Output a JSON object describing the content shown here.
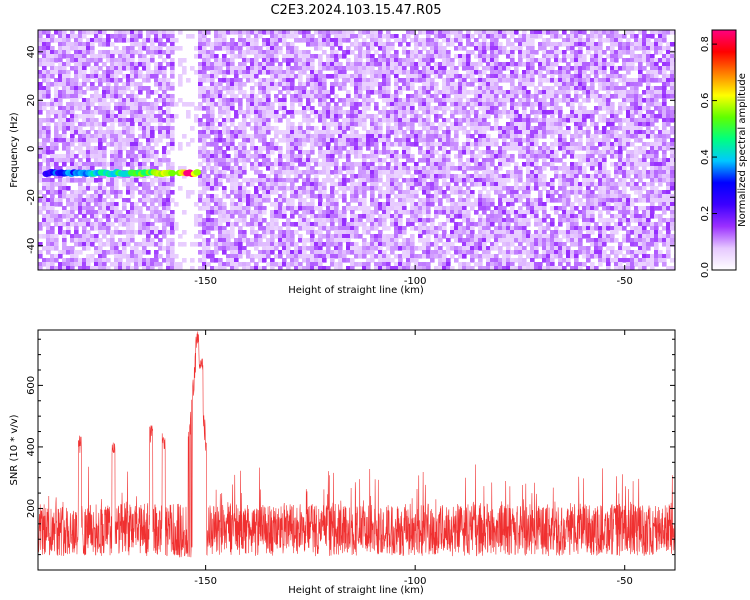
{
  "title": "C2E3.2024.103.15.47.R05",
  "chart_data": [
    {
      "type": "heatmap",
      "xlabel": "Height of straight line (km)",
      "ylabel": "Frequency (Hz)",
      "colorbar_label": "Normalized spectral amplitude",
      "xlim": [
        -190,
        -38
      ],
      "ylim": [
        -50,
        49
      ],
      "xticks": [
        -150,
        -100,
        -50
      ],
      "yticks": [
        -40,
        -20,
        0,
        20,
        40
      ],
      "clim": [
        0,
        0.85
      ],
      "cticks": [
        "0.0",
        "0.2",
        "0.4",
        "0.6",
        "0.8"
      ],
      "colormap": [
        "#ffffff",
        "#e6c8ff",
        "#9b30ff",
        "#3c00ff",
        "#0000ff",
        "#00c8ff",
        "#00ff80",
        "#60ff00",
        "#ffff00",
        "#ff8000",
        "#ff0000",
        "#ff0080"
      ],
      "signal_band": {
        "x_range": [
          -188,
          -152
        ],
        "frequency": -10,
        "peak_x": -154,
        "peak_amplitude": 0.85
      },
      "gap": {
        "x_range": [
          -158,
          -152
        ]
      }
    },
    {
      "type": "line",
      "xlabel": "Height of straight line (km)",
      "ylabel": "SNR (10 * v/v)",
      "xlim": [
        -190,
        -38
      ],
      "ylim": [
        0,
        780
      ],
      "xticks": [
        -150,
        -100,
        -50
      ],
      "yticks": [
        200,
        400,
        600
      ],
      "color": "#f03030",
      "baseline": 130,
      "peak": {
        "x": -152,
        "y": 780
      },
      "features": [
        {
          "x": -163,
          "y": 470
        },
        {
          "x": -160,
          "y": 450
        },
        {
          "x": -180,
          "y": 440
        },
        {
          "x": -172,
          "y": 420
        },
        {
          "x": -152,
          "y": 780
        },
        {
          "x": -151,
          "y": 700
        }
      ]
    }
  ]
}
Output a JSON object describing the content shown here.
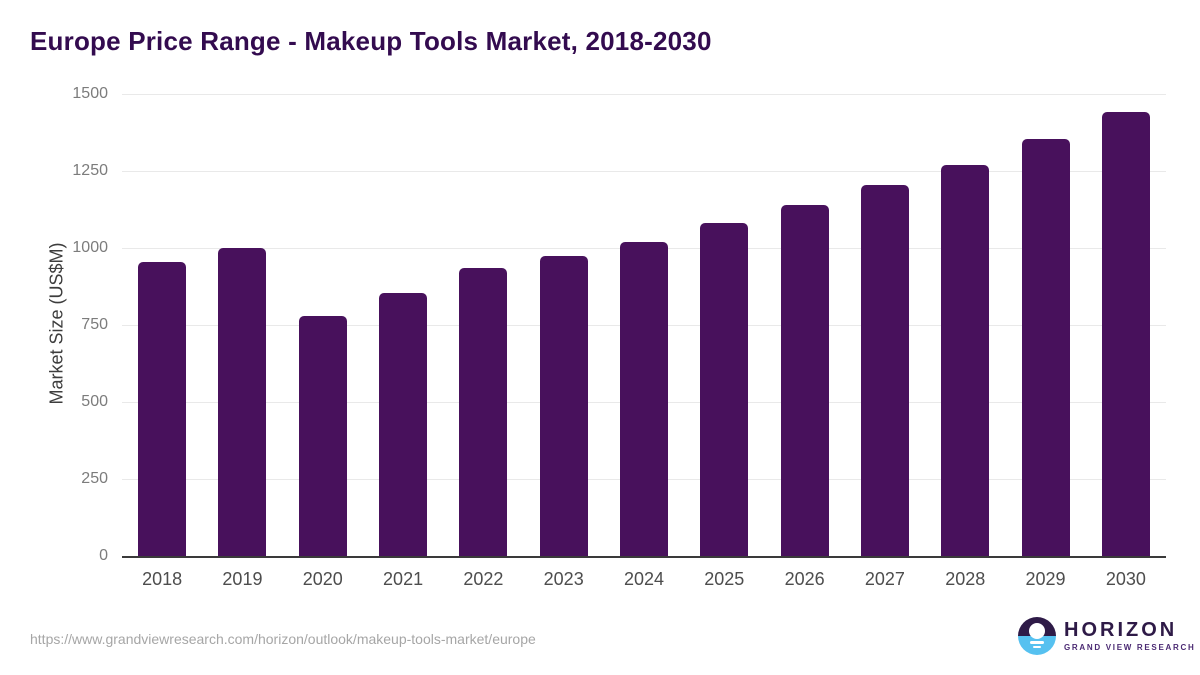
{
  "header": {
    "title": "Europe Price Range - Makeup Tools Market, 2018-2030"
  },
  "chart_data": {
    "type": "bar",
    "title": "Europe Price Range - Makeup Tools Market, 2018-2030",
    "categories": [
      "2018",
      "2019",
      "2020",
      "2021",
      "2022",
      "2023",
      "2024",
      "2025",
      "2026",
      "2027",
      "2028",
      "2029",
      "2030"
    ],
    "values": [
      955,
      1000,
      780,
      855,
      935,
      975,
      1020,
      1080,
      1140,
      1205,
      1270,
      1355,
      1440
    ],
    "xlabel": "",
    "ylabel": "Market Size (US$M)",
    "ylim": [
      0,
      1500
    ],
    "yticks": [
      0,
      250,
      500,
      750,
      1000,
      1250,
      1500
    ],
    "grid": "horizontal-on",
    "legend": "none",
    "bar_color": "#48115c"
  },
  "footer": {
    "source_url": "https://www.grandviewresearch.com/horizon/outlook/makeup-tools-market/europe",
    "logo": {
      "name": "HORIZON",
      "subtitle": "GRAND VIEW RESEARCH"
    }
  },
  "colors": {
    "title_text": "#330b4f",
    "bar": "#48115c",
    "grid_line": "#e9e9e9",
    "axis_line": "#3a3a3a",
    "y_tick_text": "#7c7c7c",
    "x_tick_text": "#4d4d4d",
    "url_text": "#a6a6a6",
    "logo_purple": "#2e1a47",
    "logo_blue": "#56c1f0"
  }
}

Exercise | Retype each record exactly as it stands, but do not include the pictures.

Answer to this exercise |
Output a JSON object describing the content shown here.
{
  "title": "C2E3.2024.103.15.47.R05",
  "chart_data": [
    {
      "type": "heatmap",
      "xlabel": "Height of straight line (km)",
      "ylabel": "Frequency (Hz)",
      "colorbar_label": "Normalized spectral amplitude",
      "xlim": [
        -190,
        -38
      ],
      "ylim": [
        -50,
        49
      ],
      "xticks": [
        -150,
        -100,
        -50
      ],
      "yticks": [
        -40,
        -20,
        0,
        20,
        40
      ],
      "clim": [
        0,
        0.85
      ],
      "cticks": [
        "0.0",
        "0.2",
        "0.4",
        "0.6",
        "0.8"
      ],
      "colormap": [
        "#ffffff",
        "#e6c8ff",
        "#9b30ff",
        "#3c00ff",
        "#0000ff",
        "#00c8ff",
        "#00ff80",
        "#60ff00",
        "#ffff00",
        "#ff8000",
        "#ff0000",
        "#ff0080"
      ],
      "signal_band": {
        "x_range": [
          -188,
          -152
        ],
        "frequency": -10,
        "peak_x": -154,
        "peak_amplitude": 0.85
      },
      "gap": {
        "x_range": [
          -158,
          -152
        ]
      }
    },
    {
      "type": "line",
      "xlabel": "Height of straight line (km)",
      "ylabel": "SNR (10 * v/v)",
      "xlim": [
        -190,
        -38
      ],
      "ylim": [
        0,
        780
      ],
      "xticks": [
        -150,
        -100,
        -50
      ],
      "yticks": [
        200,
        400,
        600
      ],
      "color": "#f03030",
      "baseline": 130,
      "peak": {
        "x": -152,
        "y": 780
      },
      "features": [
        {
          "x": -163,
          "y": 470
        },
        {
          "x": -160,
          "y": 450
        },
        {
          "x": -180,
          "y": 440
        },
        {
          "x": -172,
          "y": 420
        },
        {
          "x": -152,
          "y": 780
        },
        {
          "x": -151,
          "y": 700
        }
      ]
    }
  ]
}
Output a JSON object describing the content shown here.
{
  "header": {
    "title": "Europe Price Range - Makeup Tools Market, 2018-2030"
  },
  "chart_data": {
    "type": "bar",
    "title": "Europe Price Range - Makeup Tools Market, 2018-2030",
    "categories": [
      "2018",
      "2019",
      "2020",
      "2021",
      "2022",
      "2023",
      "2024",
      "2025",
      "2026",
      "2027",
      "2028",
      "2029",
      "2030"
    ],
    "values": [
      955,
      1000,
      780,
      855,
      935,
      975,
      1020,
      1080,
      1140,
      1205,
      1270,
      1355,
      1440
    ],
    "xlabel": "",
    "ylabel": "Market Size (US$M)",
    "ylim": [
      0,
      1500
    ],
    "yticks": [
      0,
      250,
      500,
      750,
      1000,
      1250,
      1500
    ],
    "grid": "horizontal-on",
    "legend": "none",
    "bar_color": "#48115c"
  },
  "footer": {
    "source_url": "https://www.grandviewresearch.com/horizon/outlook/makeup-tools-market/europe",
    "logo": {
      "name": "HORIZON",
      "subtitle": "GRAND VIEW RESEARCH"
    }
  },
  "colors": {
    "title_text": "#330b4f",
    "bar": "#48115c",
    "grid_line": "#e9e9e9",
    "axis_line": "#3a3a3a",
    "y_tick_text": "#7c7c7c",
    "x_tick_text": "#4d4d4d",
    "url_text": "#a6a6a6",
    "logo_purple": "#2e1a47",
    "logo_blue": "#56c1f0"
  }
}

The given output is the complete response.